(Extracted data entries)

>>>

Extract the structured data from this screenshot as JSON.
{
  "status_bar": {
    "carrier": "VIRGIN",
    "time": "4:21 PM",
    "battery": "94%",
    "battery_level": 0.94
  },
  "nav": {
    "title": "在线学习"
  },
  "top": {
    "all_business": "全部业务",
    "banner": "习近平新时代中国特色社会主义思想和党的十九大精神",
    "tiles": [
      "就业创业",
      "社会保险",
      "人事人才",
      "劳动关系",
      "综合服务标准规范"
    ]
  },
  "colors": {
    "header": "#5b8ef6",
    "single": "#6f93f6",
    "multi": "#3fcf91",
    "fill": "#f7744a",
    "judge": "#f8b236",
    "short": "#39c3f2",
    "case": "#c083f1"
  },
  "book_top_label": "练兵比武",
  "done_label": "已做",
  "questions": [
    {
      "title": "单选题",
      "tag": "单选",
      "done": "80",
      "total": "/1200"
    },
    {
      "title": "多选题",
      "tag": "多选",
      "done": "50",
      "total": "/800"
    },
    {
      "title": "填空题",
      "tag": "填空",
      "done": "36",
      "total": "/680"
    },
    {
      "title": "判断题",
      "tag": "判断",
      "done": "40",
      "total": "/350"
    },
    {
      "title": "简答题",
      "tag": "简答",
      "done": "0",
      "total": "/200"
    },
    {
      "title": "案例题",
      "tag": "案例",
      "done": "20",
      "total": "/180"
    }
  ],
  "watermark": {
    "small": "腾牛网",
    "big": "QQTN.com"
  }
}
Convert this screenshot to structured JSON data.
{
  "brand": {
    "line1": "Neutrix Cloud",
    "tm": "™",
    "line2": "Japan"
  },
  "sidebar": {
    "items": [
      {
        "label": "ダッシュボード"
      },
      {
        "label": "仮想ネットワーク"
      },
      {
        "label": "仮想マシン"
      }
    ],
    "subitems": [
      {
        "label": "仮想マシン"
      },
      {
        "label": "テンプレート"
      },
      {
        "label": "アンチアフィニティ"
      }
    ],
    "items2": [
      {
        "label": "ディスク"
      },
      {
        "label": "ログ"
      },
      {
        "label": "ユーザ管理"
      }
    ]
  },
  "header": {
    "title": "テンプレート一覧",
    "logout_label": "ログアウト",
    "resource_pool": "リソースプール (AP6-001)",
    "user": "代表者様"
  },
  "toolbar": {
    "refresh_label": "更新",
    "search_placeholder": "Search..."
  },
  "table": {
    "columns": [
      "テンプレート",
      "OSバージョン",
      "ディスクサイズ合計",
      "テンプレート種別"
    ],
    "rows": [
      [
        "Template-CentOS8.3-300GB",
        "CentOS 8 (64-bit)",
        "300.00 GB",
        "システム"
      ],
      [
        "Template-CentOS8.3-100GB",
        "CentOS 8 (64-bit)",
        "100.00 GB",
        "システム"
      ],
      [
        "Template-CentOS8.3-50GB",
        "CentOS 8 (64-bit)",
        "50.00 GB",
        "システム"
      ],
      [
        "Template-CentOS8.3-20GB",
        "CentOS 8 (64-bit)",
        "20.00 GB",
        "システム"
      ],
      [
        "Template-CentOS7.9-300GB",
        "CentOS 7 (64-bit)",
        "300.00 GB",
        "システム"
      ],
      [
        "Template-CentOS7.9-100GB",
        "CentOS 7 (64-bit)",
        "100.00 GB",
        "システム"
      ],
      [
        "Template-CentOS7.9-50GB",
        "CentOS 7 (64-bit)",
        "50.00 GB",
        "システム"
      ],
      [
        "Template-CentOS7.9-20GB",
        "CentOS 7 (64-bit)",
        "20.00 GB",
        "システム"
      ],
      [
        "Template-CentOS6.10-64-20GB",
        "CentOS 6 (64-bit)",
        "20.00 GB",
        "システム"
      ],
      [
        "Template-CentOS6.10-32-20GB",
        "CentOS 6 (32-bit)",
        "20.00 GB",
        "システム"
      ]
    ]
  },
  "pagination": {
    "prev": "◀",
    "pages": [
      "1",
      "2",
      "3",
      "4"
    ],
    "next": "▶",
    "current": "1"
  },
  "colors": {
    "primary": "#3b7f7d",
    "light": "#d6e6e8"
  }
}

<<<

Aim
Retype all of the material, keeping each line exact.

Task answer
Extract the structured data from this screenshot as JSON.
{
  "status_bar": {
    "carrier": "VIRGIN",
    "time": "4:21 PM",
    "battery": "94%",
    "battery_level": 0.94
  },
  "nav": {
    "title": "在线学习"
  },
  "top": {
    "all_business": "全部业务",
    "banner": "习近平新时代中国特色社会主义思想和党的十九大精神",
    "tiles": [
      "就业创业",
      "社会保险",
      "人事人才",
      "劳动关系",
      "综合服务标准规范"
    ]
  },
  "colors": {
    "header": "#5b8ef6",
    "single": "#6f93f6",
    "multi": "#3fcf91",
    "fill": "#f7744a",
    "judge": "#f8b236",
    "short": "#39c3f2",
    "case": "#c083f1"
  },
  "book_top_label": "练兵比武",
  "done_label": "已做",
  "questions": [
    {
      "title": "单选题",
      "tag": "单选",
      "done": "80",
      "total": "/1200"
    },
    {
      "title": "多选题",
      "tag": "多选",
      "done": "50",
      "total": "/800"
    },
    {
      "title": "填空题",
      "tag": "填空",
      "done": "36",
      "total": "/680"
    },
    {
      "title": "判断题",
      "tag": "判断",
      "done": "40",
      "total": "/350"
    },
    {
      "title": "简答题",
      "tag": "简答",
      "done": "0",
      "total": "/200"
    },
    {
      "title": "案例题",
      "tag": "案例",
      "done": "20",
      "total": "/180"
    }
  ],
  "watermark": {
    "small": "腾牛网",
    "big": "QQTN.com"
  }
}
Convert this screenshot to structured JSON data.
{
  "brand": {
    "line1": "Neutrix Cloud",
    "tm": "™",
    "line2": "Japan"
  },
  "sidebar": {
    "items": [
      {
        "label": "ダッシュボード"
      },
      {
        "label": "仮想ネットワーク"
      },
      {
        "label": "仮想マシン"
      }
    ],
    "subitems": [
      {
        "label": "仮想マシン"
      },
      {
        "label": "テンプレート"
      },
      {
        "label": "アンチアフィニティ"
      }
    ],
    "items2": [
      {
        "label": "ディスク"
      },
      {
        "label": "ログ"
      },
      {
        "label": "ユーザ管理"
      }
    ]
  },
  "header": {
    "title": "テンプレート一覧",
    "logout_label": "ログアウト",
    "resource_pool": "リソースプール (AP6-001)",
    "user": "代表者様"
  },
  "toolbar": {
    "refresh_label": "更新",
    "search_placeholder": "Search..."
  },
  "table": {
    "columns": [
      "テンプレート",
      "OSバージョン",
      "ディスクサイズ合計",
      "テンプレート種別"
    ],
    "rows": [
      [
        "Template-CentOS8.3-300GB",
        "CentOS 8 (64-bit)",
        "300.00 GB",
        "システム"
      ],
      [
        "Template-CentOS8.3-100GB",
        "CentOS 8 (64-bit)",
        "100.00 GB",
        "システム"
      ],
      [
        "Template-CentOS8.3-50GB",
        "CentOS 8 (64-bit)",
        "50.00 GB",
        "システム"
      ],
      [
        "Template-CentOS8.3-20GB",
        "CentOS 8 (64-bit)",
        "20.00 GB",
        "システム"
      ],
      [
        "Template-CentOS7.9-300GB",
        "CentOS 7 (64-bit)",
        "300.00 GB",
        "システム"
      ],
      [
        "Template-CentOS7.9-100GB",
        "CentOS 7 (64-bit)",
        "100.00 GB",
        "システム"
      ],
      [
        "Template-CentOS7.9-50GB",
        "CentOS 7 (64-bit)",
        "50.00 GB",
        "システム"
      ],
      [
        "Template-CentOS7.9-20GB",
        "CentOS 7 (64-bit)",
        "20.00 GB",
        "システム"
      ],
      [
        "Template-CentOS6.10-64-20GB",
        "CentOS 6 (64-bit)",
        "20.00 GB",
        "システム"
      ],
      [
        "Template-CentOS6.10-32-20GB",
        "CentOS 6 (32-bit)",
        "20.00 GB",
        "システム"
      ]
    ]
  },
  "pagination": {
    "prev": "◀",
    "pages": [
      "1",
      "2",
      "3",
      "4"
    ],
    "next": "▶",
    "current": "1"
  },
  "colors": {
    "primary": "#3b7f7d",
    "light": "#d6e6e8"
  }
}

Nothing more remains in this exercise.